* **Your task**: Restate all of the entries exactly, dropping any pictures they hold.

[Saved data entries]

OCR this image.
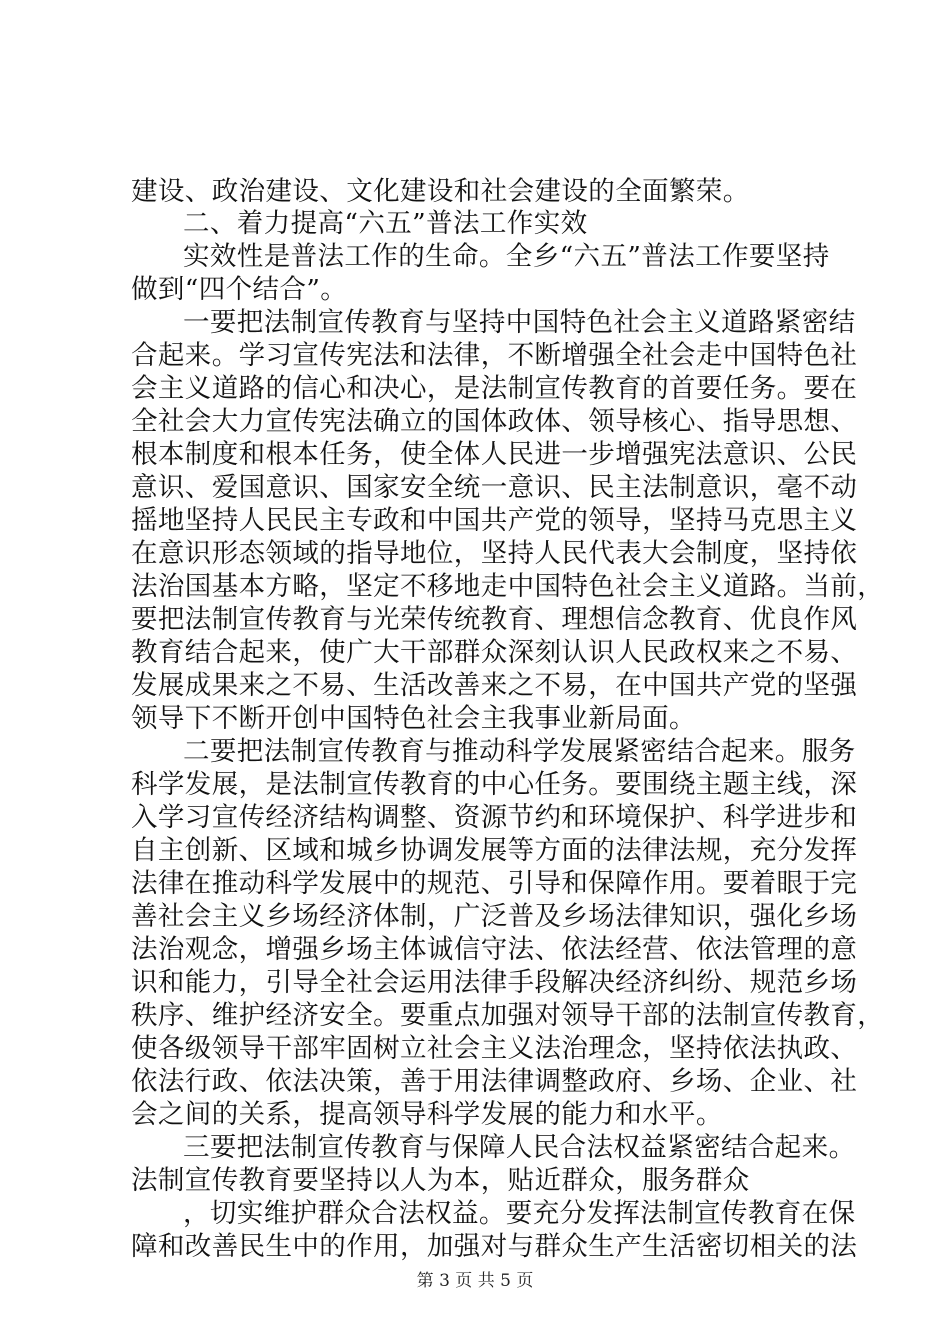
建设、政治建设、文化建设和社会建设的全面繁荣。
二、着力提高“六五”普法工作实效
实效性是普法工作的生命。全乡“六五”普法工作要坚持
做到“四个结合”。
一要把法制宣传教育与坚持中国特色社会主义道路紧密结
合起来。学习宣传宪法和法律，不断增强全社会走中国特色社
会主义道路的信心和决心，是法制宣传教育的首要任务。要在
全社会大力宣传宪法确立的国体政体、领导核心、指导思想、
根本制度和根本任务，使全体人民进一步增强宪法意识、公民
意识、爱国意识、国家安全统一意识、民主法制意识，毫不动
摇地坚持人民民主专政和中国共产党的领导，坚持马克思主义
在意识形态领域的指导地位，坚持人民代表大会制度，坚持依
法治国基本方略，坚定不移地走中国特色社会主义道路。当前，
要把法制宣传教育与光荣传统教育、理想信念教育、优良作风
教育结合起来，使广大干部群众深刻认识人民政权来之不易、
发展成果来之不易、生活改善来之不易，在中国共产党的坚强
领导下不断开创中国特色社会主我事业新局面。
二要把法制宣传教育与推动科学发展紧密结合起来。服务
科学发展，是法制宣传教育的中心任务。要围绕主题主线，深
入学习宣传经济结构调整、资源节约和环境保护、科学进步和
自主创新、区域和城乡协调发展等方面的法律法规，充分发挥
法律在推动科学发展中的规范、引导和保障作用。要着眼于完
善社会主义乡场经济体制，广泛普及乡场法律知识，强化乡场
法治观念，增强乡场主体诚信守法、依法经营、依法管理的意
识和能力，引导全社会运用法律手段解决经济纠纷、规范乡场
秩序、维护经济安全。要重点加强对领导干部的法制宣传教育，
使各级领导干部牢固树立社会主义法治理念，坚持依法执政、
依法行政、依法决策，善于用法律调整政府、乡场、企业、社
会之间的关系，提高领导科学发展的能力和水平。
三要把法制宣传教育与保障人民合法权益紧密结合起来。
法制宣传教育要坚持以人为本，贴近群众，服务群众
，切实维护群众合法权益。要充分发挥法制宣传教育在保
障和改善民生中的作用，加强对与群众生产生活密切相关的法
第 3 页 共 5 页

* **Answer to this problem**:
OCR this image.
建设、政治建设、文化建设和社会建设的全面繁荣。
二、着力提高“六五”普法工作实效
实效性是普法工作的生命。全乡“六五”普法工作要坚持
做到“四个结合”。
一要把法制宣传教育与坚持中国特色社会主义道路紧密结
合起来。学习宣传宪法和法律，不断增强全社会走中国特色社
会主义道路的信心和决心，是法制宣传教育的首要任务。要在
全社会大力宣传宪法确立的国体政体、领导核心、指导思想、
根本制度和根本任务，使全体人民进一步增强宪法意识、公民
意识、爱国意识、国家安全统一意识、民主法制意识，毫不动
摇地坚持人民民主专政和中国共产党的领导，坚持马克思主义
在意识形态领域的指导地位，坚持人民代表大会制度，坚持依
法治国基本方略，坚定不移地走中国特色社会主义道路。当前，
要把法制宣传教育与光荣传统教育、理想信念教育、优良作风
教育结合起来，使广大干部群众深刻认识人民政权来之不易、
发展成果来之不易、生活改善来之不易，在中国共产党的坚强
领导下不断开创中国特色社会主我事业新局面。
二要把法制宣传教育与推动科学发展紧密结合起来。服务
科学发展，是法制宣传教育的中心任务。要围绕主题主线，深
入学习宣传经济结构调整、资源节约和环境保护、科学进步和
自主创新、区域和城乡协调发展等方面的法律法规，充分发挥
法律在推动科学发展中的规范、引导和保障作用。要着眼于完
善社会主义乡场经济体制，广泛普及乡场法律知识，强化乡场
法治观念，增强乡场主体诚信守法、依法经营、依法管理的意
识和能力，引导全社会运用法律手段解决经济纠纷、规范乡场
秩序、维护经济安全。要重点加强对领导干部的法制宣传教育，
使各级领导干部牢固树立社会主义法治理念，坚持依法执政、
依法行政、依法决策，善于用法律调整政府、乡场、企业、社
会之间的关系，提高领导科学发展的能力和水平。
三要把法制宣传教育与保障人民合法权益紧密结合起来。
法制宣传教育要坚持以人为本，贴近群众，服务群众
，切实维护群众合法权益。要充分发挥法制宣传教育在保
障和改善民生中的作用，加强对与群众生产生活密切相关的法
第 3 页 共 5 页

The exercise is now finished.